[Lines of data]
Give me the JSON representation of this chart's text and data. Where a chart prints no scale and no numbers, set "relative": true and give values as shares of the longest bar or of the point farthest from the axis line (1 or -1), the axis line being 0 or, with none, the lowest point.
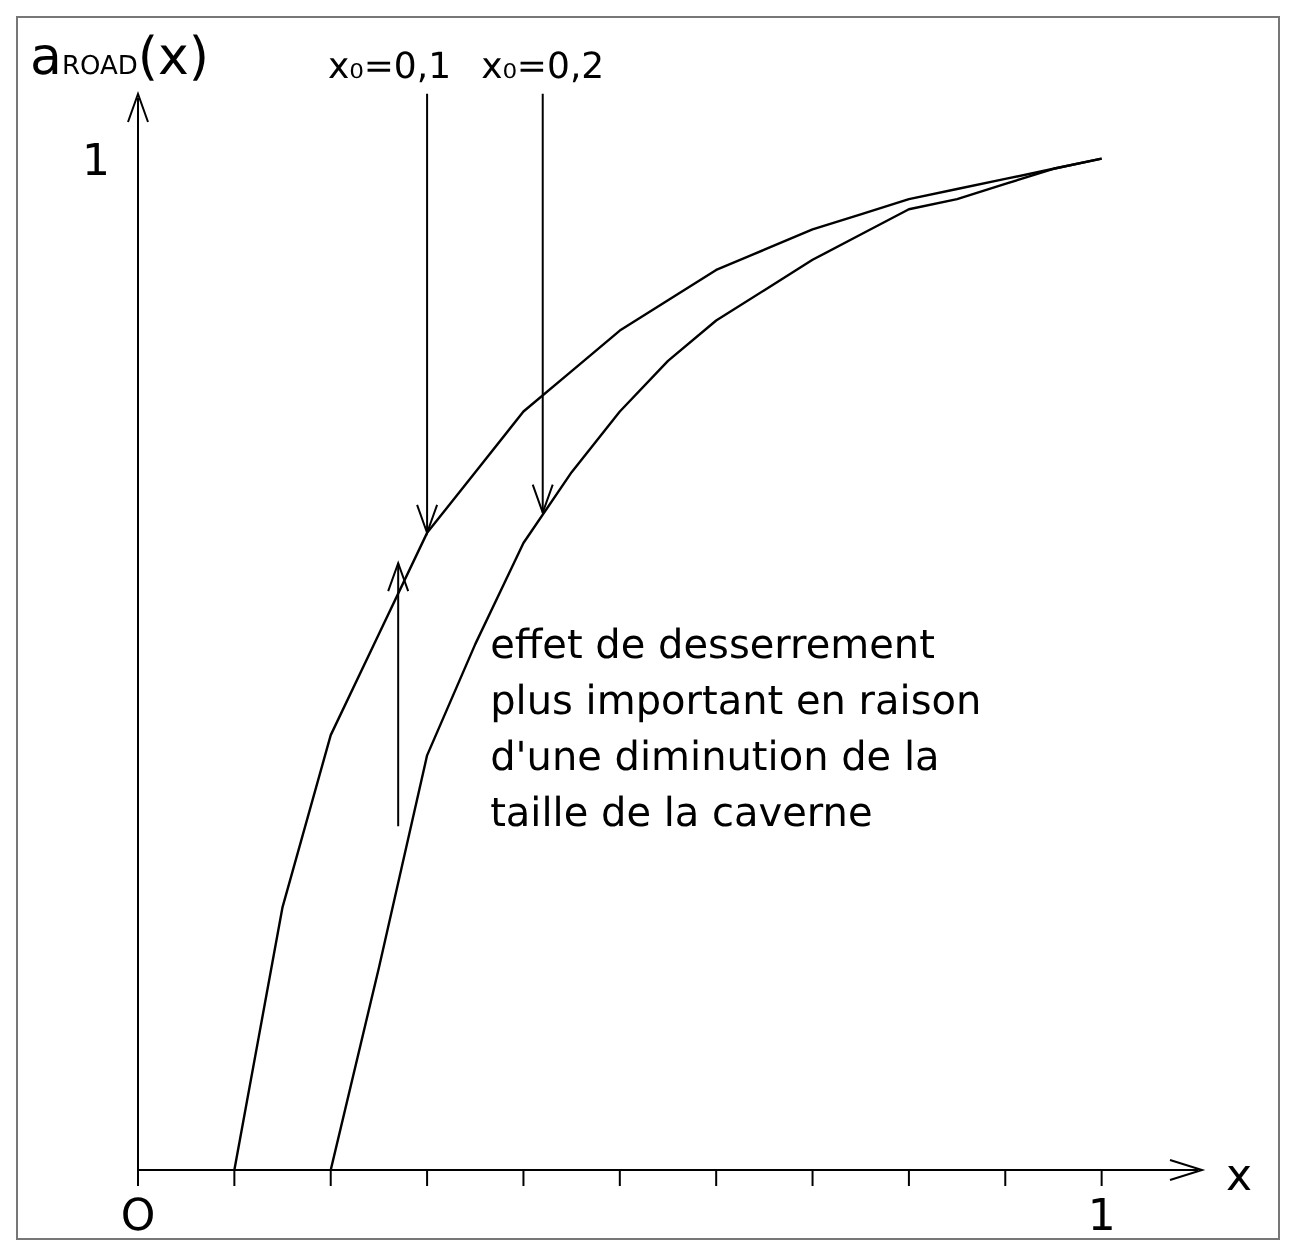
{
  "chart_data": {
    "type": "line",
    "relative": true,
    "xlabel": "x",
    "ylabel": "a$_{ROAD}$(x)",
    "categories": [
      null,
      null,
      null,
      null,
      null,
      null,
      null,
      null,
      null,
      null,
      null,
      null,
      null,
      null,
      null,
      null,
      null,
      null,
      null,
      null,
      null
    ],
    "marker": "none",
    "line_style": "solid",
    "series": [
      {
        "color": "#000000",
        "values": [
          null,
          null,
          0,
          0.26,
          0.43,
          0.53,
          0.63,
          0.69,
          0.75,
          0.79,
          0.83,
          0.86,
          0.89,
          0.91,
          0.93,
          0.945,
          0.96,
          0.97,
          0.98,
          0.99,
          1
        ]
      },
      {
        "color": "#000000",
        "values": [
          null,
          null,
          null,
          null,
          0,
          0.2,
          0.41,
          0.52,
          0.62,
          0.69,
          0.75,
          0.8,
          0.84,
          0.87,
          0.9,
          0.925,
          0.95,
          0.96,
          0.975,
          0.99,
          1
        ]
      }
    ],
    "annotations": [
      "x₀=0,1",
      "x₀=0,2",
      "effet de desserrement plus important en raison d'une diminution de la taille de la caverne",
      "O",
      "1",
      "1"
    ]
  }
}
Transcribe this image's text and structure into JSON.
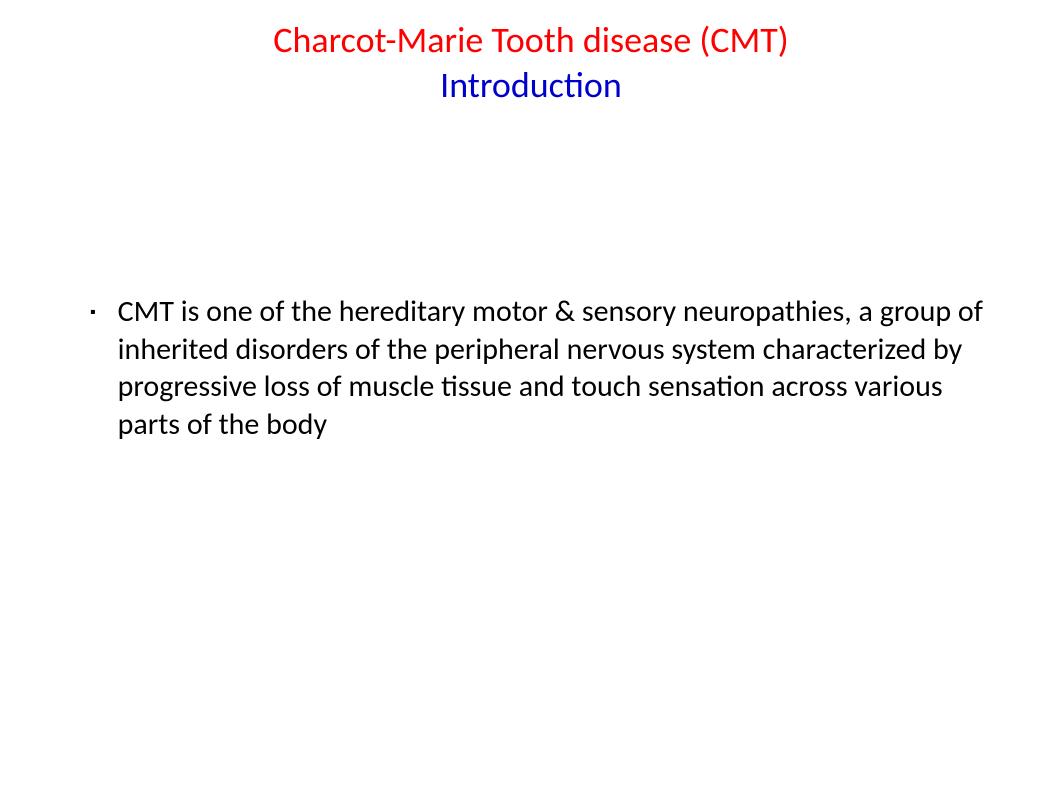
{
  "title": {
    "main": "Charcot-Marie Tooth disease (CMT)",
    "main_color": "#ff0000",
    "sub": "Introduction",
    "sub_color": "#0000cc",
    "fontsize": 36
  },
  "content": {
    "bullets": [
      {
        "marker": "▪",
        "text": "CMT is one of the hereditary motor & sensory neuropathies, a group of inherited disorders of the peripheral nervous system characterized by progressive loss of muscle tissue and touch sensation across various parts of the body"
      }
    ],
    "text_color": "#000000",
    "fontsize": 30
  },
  "background_color": "#ffffff"
}
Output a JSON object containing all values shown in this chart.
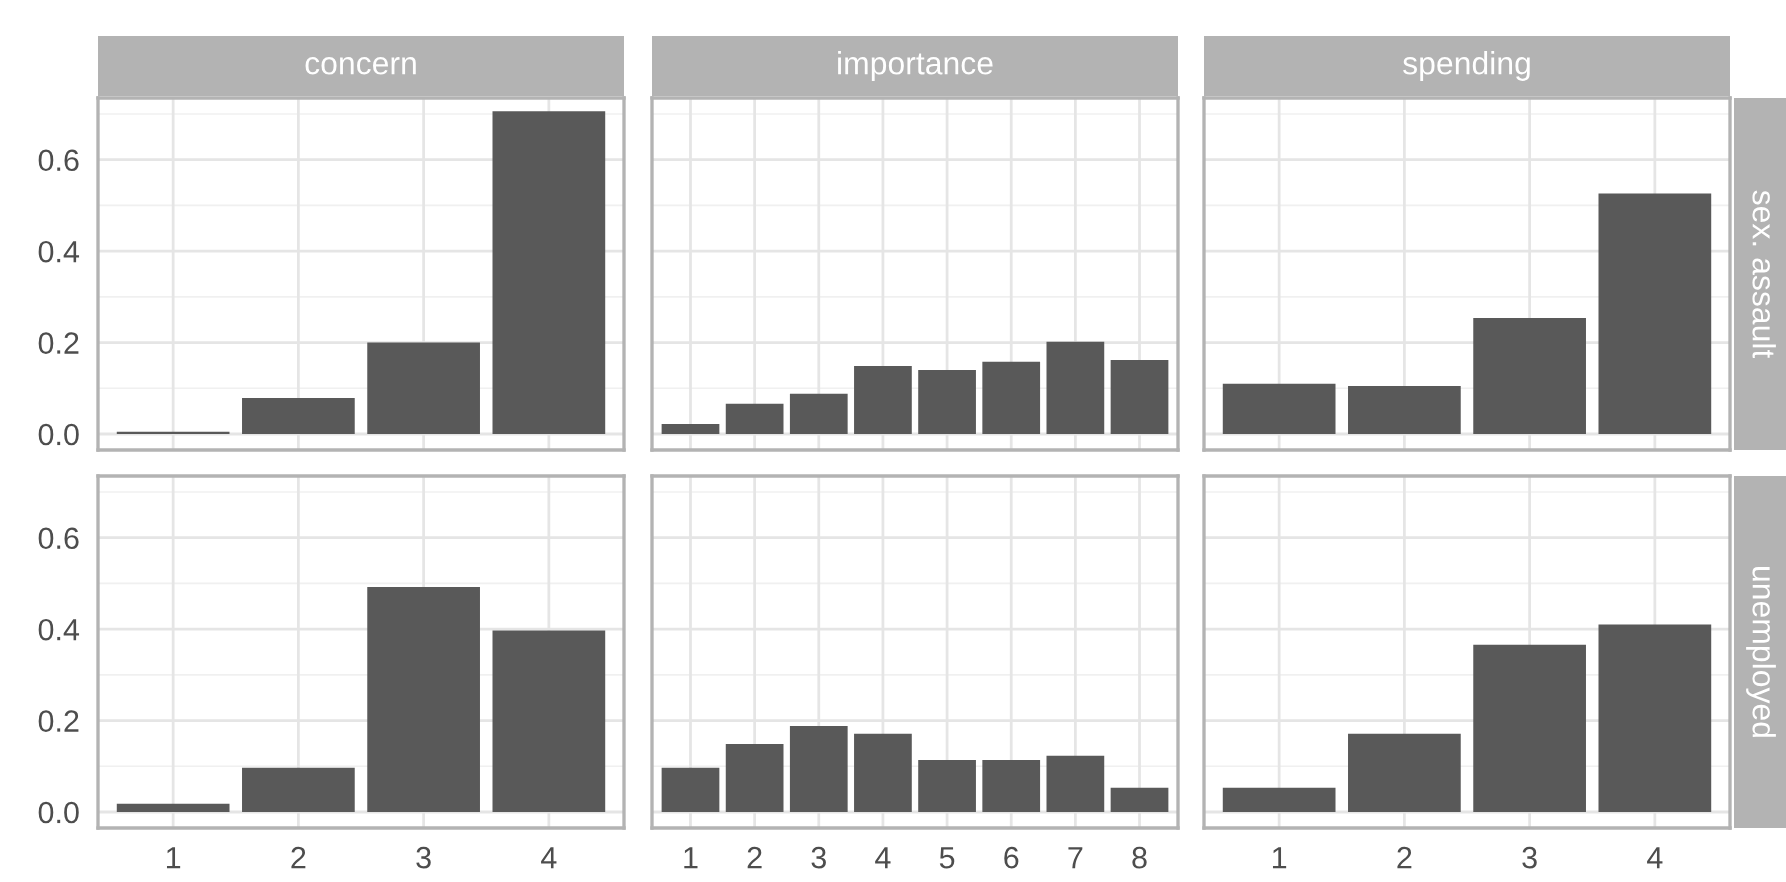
{
  "chart_data": [
    {
      "type": "bar",
      "title": "concern",
      "categories": [
        "1",
        "2",
        "3",
        "4"
      ],
      "values": [
        0.005,
        0.079,
        0.2,
        0.706
      ],
      "color": "#595959",
      "ylim": [
        -0.035,
        0.735
      ],
      "yticks": [
        {
          "value": 0,
          "label": "0.0"
        },
        0.2,
        0.4,
        0.6
      ],
      "grid": true,
      "tick_labels": "y"
    },
    {
      "type": "bar",
      "title": "importance",
      "categories": [
        "1",
        "2",
        "3",
        "4",
        "5",
        "6",
        "7",
        "8"
      ],
      "values": [
        0.022,
        0.066,
        0.088,
        0.149,
        0.14,
        0.158,
        0.202,
        0.162
      ],
      "color": "#595959",
      "ylim": [
        -0.035,
        0.735
      ],
      "yticks": [
        0,
        0.2,
        0.4,
        0.6
      ],
      "grid": true,
      "tick_labels": false
    },
    {
      "type": "bar",
      "title": "spending",
      "annotations": [
        "sex. assault"
      ],
      "categories": [
        "1",
        "2",
        "3",
        "4"
      ],
      "values": [
        0.11,
        0.105,
        0.254,
        0.526
      ],
      "color": "#595959",
      "ylim": [
        -0.035,
        0.735
      ],
      "yticks": [
        0,
        0.2,
        0.4,
        0.6
      ],
      "grid": true,
      "tick_labels": false
    },
    {
      "type": "bar",
      "categories": [
        "1",
        "2",
        "3",
        "4"
      ],
      "values": [
        0.018,
        0.097,
        0.492,
        0.397
      ],
      "color": "#595959",
      "ylim": [
        -0.035,
        0.735
      ],
      "yticks": [
        {
          "value": 0,
          "label": "0.0"
        },
        0.2,
        0.4,
        0.6
      ],
      "grid": true
    },
    {
      "type": "bar",
      "categories": [
        "1",
        "2",
        "3",
        "4",
        "5",
        "6",
        "7",
        "8"
      ],
      "values": [
        0.097,
        0.149,
        0.188,
        0.171,
        0.114,
        0.114,
        0.123,
        0.053
      ],
      "color": "#595959",
      "ylim": [
        -0.035,
        0.735
      ],
      "yticks": [
        0,
        0.2,
        0.4,
        0.6
      ],
      "grid": true,
      "tick_labels": "x"
    },
    {
      "type": "bar",
      "annotations": [
        "unemployed"
      ],
      "categories": [
        "1",
        "2",
        "3",
        "4"
      ],
      "values": [
        0.053,
        0.171,
        0.366,
        0.41
      ],
      "color": "#595959",
      "ylim": [
        -0.035,
        0.735
      ],
      "yticks": [
        0,
        0.2,
        0.4,
        0.6
      ],
      "grid": true,
      "tick_labels": "x"
    }
  ]
}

[WRITTEN EXERCISE]: Report how many lines of the records above contain the word "JSON", giving only the number.

[FINISHED ANSWER]: 3